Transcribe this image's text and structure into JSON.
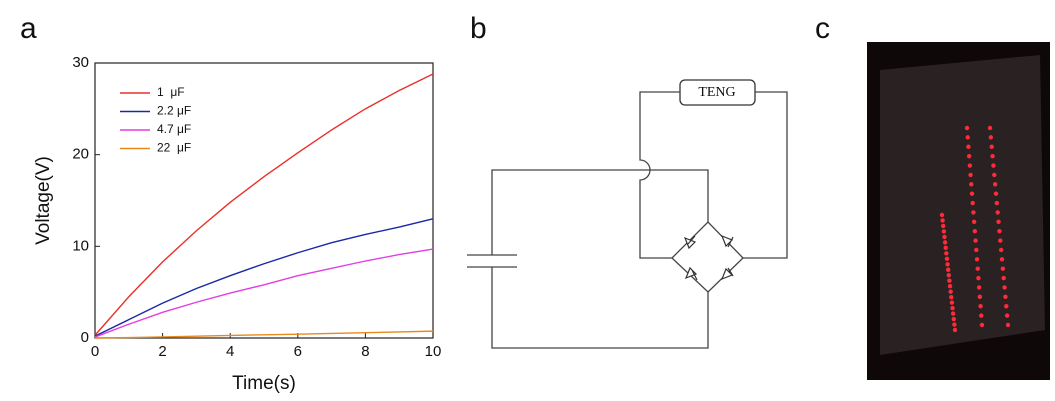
{
  "panels": {
    "a": "a",
    "b": "b",
    "c": "c"
  },
  "diagram": {
    "source_label": "TENG"
  },
  "chart_data": {
    "type": "line",
    "x_label": "Time(s)",
    "y_label": "Voltage(V)",
    "x": [
      0,
      1,
      2,
      3,
      4,
      5,
      6,
      7,
      8,
      9,
      10
    ],
    "series": [
      {
        "name": "1  μF",
        "color": "#e8302a",
        "values": [
          0.3,
          4.5,
          8.3,
          11.7,
          14.8,
          17.6,
          20.2,
          22.7,
          25.0,
          27.0,
          28.8
        ]
      },
      {
        "name": "2.2 μF",
        "color": "#1a27a8",
        "values": [
          0.2,
          2.0,
          3.8,
          5.4,
          6.8,
          8.1,
          9.3,
          10.4,
          11.3,
          12.1,
          13.0
        ]
      },
      {
        "name": "4.7 μF",
        "color": "#e23ee2",
        "values": [
          0.1,
          1.5,
          2.8,
          3.9,
          4.9,
          5.8,
          6.8,
          7.6,
          8.4,
          9.1,
          9.7
        ]
      },
      {
        "name": "22  μF",
        "color": "#e88a1a",
        "values": [
          0.0,
          0.05,
          0.12,
          0.2,
          0.28,
          0.35,
          0.42,
          0.5,
          0.58,
          0.66,
          0.75
        ]
      }
    ],
    "xlim": [
      0,
      10
    ],
    "xticks": [
      0,
      2,
      4,
      6,
      8,
      10
    ],
    "ylim": [
      0,
      30
    ],
    "yticks": [
      0,
      10,
      20,
      30
    ],
    "legend": "upper left"
  }
}
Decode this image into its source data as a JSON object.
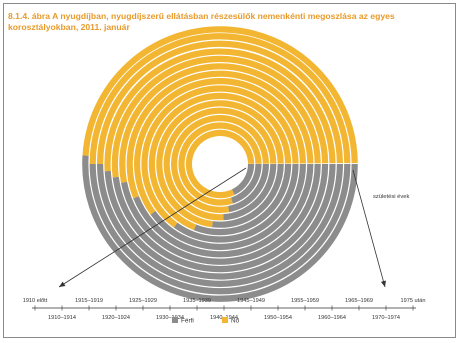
{
  "figure": {
    "title_line1": "8.1.4. ábra A nyugdíjban, nyugdíjszerű ellátásban részesülők nemenkénti megoszlása az egyes",
    "title_line2": "korosztályokban, 2011. január"
  },
  "chart_data": {
    "type": "radial-stacked-bar",
    "title": "8.1.4. ábra A nyugdíjban, nyugdíjszerű ellátásban részesülők nemenkénti megoszlása az egyes korosztályokban, 2011. január",
    "annotation": "születési évek",
    "categories": [
      "1910 előtt",
      "1910–1914",
      "1915–1919",
      "1920–1924",
      "1925–1929",
      "1930–1934",
      "1935–1939",
      "1940–1944",
      "1945–1949",
      "1950–1954",
      "1955–1959",
      "1960–1964",
      "1965–1969",
      "1970–1974",
      "1975 után"
    ],
    "series": [
      {
        "name": "Férfi",
        "color": "#8c8c8c",
        "values": [
          18,
          20,
          22,
          24,
          27,
          31,
          35,
          40,
          44,
          47,
          48,
          49,
          50,
          50,
          51
        ]
      },
      {
        "name": "Nő",
        "color": "#f2b632",
        "values": [
          82,
          80,
          78,
          76,
          73,
          69,
          65,
          60,
          56,
          53,
          52,
          51,
          50,
          50,
          49
        ]
      }
    ],
    "axis_labels_top": [
      "1910 előtt",
      "1915–1919",
      "1925–1929",
      "1935–1939",
      "1945–1949",
      "1955–1959",
      "1965–1969",
      "1975 után"
    ],
    "axis_labels_bottom": [
      "1910–1914",
      "1920–1924",
      "1930–1934",
      "1940–1944",
      "1950–1954",
      "1960–1964",
      "1970–1974"
    ],
    "legend_position": "bottom"
  }
}
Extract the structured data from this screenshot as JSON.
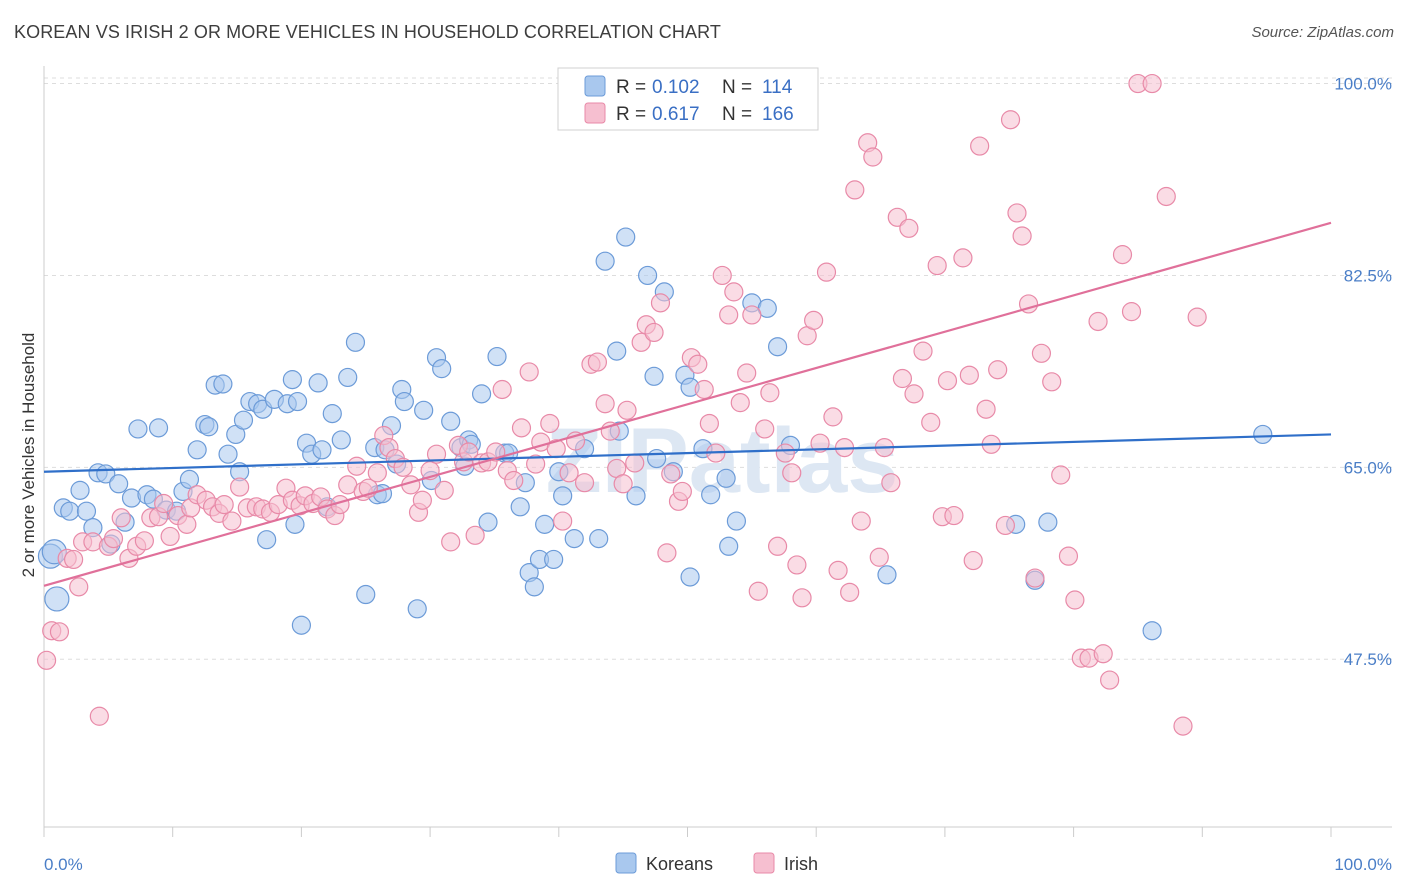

OBJECTIVE ::
Within the material above, find the lines that contain the word "color"; copy them.

WRITTEN SOLUTION ::
        "color": "#e8302a",
        "color": "#1a27a8",
        "color": "#e23ee2",
        "color": "#e88a1a",
        "color": "#8c8c8c",
        "color": "#f2b632",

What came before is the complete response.